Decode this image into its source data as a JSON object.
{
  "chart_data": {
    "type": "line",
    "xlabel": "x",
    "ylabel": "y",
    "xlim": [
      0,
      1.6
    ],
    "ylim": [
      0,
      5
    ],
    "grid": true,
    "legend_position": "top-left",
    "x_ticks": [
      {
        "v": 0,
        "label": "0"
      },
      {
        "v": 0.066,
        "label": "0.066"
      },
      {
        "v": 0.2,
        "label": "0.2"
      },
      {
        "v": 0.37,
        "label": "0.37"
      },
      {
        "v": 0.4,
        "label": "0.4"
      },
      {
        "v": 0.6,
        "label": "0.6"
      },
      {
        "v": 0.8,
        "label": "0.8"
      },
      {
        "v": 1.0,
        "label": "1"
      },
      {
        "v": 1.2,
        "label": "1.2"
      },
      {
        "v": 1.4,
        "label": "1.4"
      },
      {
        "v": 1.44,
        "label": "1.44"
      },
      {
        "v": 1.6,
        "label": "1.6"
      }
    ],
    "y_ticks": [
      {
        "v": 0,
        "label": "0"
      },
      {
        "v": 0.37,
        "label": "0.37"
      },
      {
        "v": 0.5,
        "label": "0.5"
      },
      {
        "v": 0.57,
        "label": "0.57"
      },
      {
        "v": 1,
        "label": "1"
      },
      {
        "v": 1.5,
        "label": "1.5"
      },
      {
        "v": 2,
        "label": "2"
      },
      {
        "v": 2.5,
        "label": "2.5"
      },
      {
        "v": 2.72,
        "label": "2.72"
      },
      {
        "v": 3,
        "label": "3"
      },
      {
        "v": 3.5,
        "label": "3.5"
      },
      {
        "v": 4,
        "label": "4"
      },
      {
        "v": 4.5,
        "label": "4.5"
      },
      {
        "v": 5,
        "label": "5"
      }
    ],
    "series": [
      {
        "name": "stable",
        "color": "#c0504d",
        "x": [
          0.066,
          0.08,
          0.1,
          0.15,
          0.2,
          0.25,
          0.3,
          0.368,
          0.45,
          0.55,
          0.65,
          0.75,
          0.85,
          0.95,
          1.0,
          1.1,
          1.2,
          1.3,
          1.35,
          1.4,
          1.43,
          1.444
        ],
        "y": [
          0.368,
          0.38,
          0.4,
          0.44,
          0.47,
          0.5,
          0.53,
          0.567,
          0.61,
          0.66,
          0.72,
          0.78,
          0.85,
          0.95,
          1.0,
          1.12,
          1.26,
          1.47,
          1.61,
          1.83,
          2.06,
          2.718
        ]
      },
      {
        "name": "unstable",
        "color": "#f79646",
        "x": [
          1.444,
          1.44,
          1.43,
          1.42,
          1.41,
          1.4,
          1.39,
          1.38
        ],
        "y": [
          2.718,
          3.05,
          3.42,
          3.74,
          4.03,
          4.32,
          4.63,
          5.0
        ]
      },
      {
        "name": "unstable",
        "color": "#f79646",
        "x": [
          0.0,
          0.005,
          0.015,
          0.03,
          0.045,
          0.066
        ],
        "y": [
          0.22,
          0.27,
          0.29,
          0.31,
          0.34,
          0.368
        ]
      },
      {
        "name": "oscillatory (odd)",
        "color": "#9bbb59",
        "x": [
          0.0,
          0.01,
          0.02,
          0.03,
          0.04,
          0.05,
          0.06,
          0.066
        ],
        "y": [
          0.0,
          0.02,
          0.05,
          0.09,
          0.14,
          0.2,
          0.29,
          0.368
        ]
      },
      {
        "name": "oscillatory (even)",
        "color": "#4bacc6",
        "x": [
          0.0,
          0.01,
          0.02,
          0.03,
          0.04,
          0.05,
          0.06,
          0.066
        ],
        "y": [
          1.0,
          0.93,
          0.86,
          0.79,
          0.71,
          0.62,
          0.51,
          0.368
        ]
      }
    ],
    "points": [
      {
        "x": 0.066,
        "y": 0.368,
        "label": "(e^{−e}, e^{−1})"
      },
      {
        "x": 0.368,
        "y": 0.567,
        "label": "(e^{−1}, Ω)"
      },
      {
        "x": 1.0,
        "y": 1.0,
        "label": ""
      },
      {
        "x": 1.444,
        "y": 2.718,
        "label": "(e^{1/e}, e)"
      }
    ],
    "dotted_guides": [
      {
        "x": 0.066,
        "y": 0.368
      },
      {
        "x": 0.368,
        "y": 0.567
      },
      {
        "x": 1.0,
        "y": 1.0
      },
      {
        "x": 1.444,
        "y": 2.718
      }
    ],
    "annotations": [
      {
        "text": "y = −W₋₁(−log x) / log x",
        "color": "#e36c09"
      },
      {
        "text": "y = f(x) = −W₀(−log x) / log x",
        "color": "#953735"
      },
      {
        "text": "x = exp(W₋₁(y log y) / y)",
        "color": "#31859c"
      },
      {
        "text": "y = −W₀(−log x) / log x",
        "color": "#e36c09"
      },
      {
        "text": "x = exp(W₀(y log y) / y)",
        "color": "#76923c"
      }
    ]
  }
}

******************************

§ WHAT NEEDS TO BE DONE
Go through the material above and copy each line that has the word "color".

§ TASK SOLUTION
        "color": "#c0504d",
        "color": "#f79646",
        "color": "#f79646",
        "color": "#9bbb59",
        "color": "#4bacc6",
        "color": "#e36c09"
        "color": "#953735"
        "color": "#31859c"
        "color": "#e36c09"
        "color": "#76923c"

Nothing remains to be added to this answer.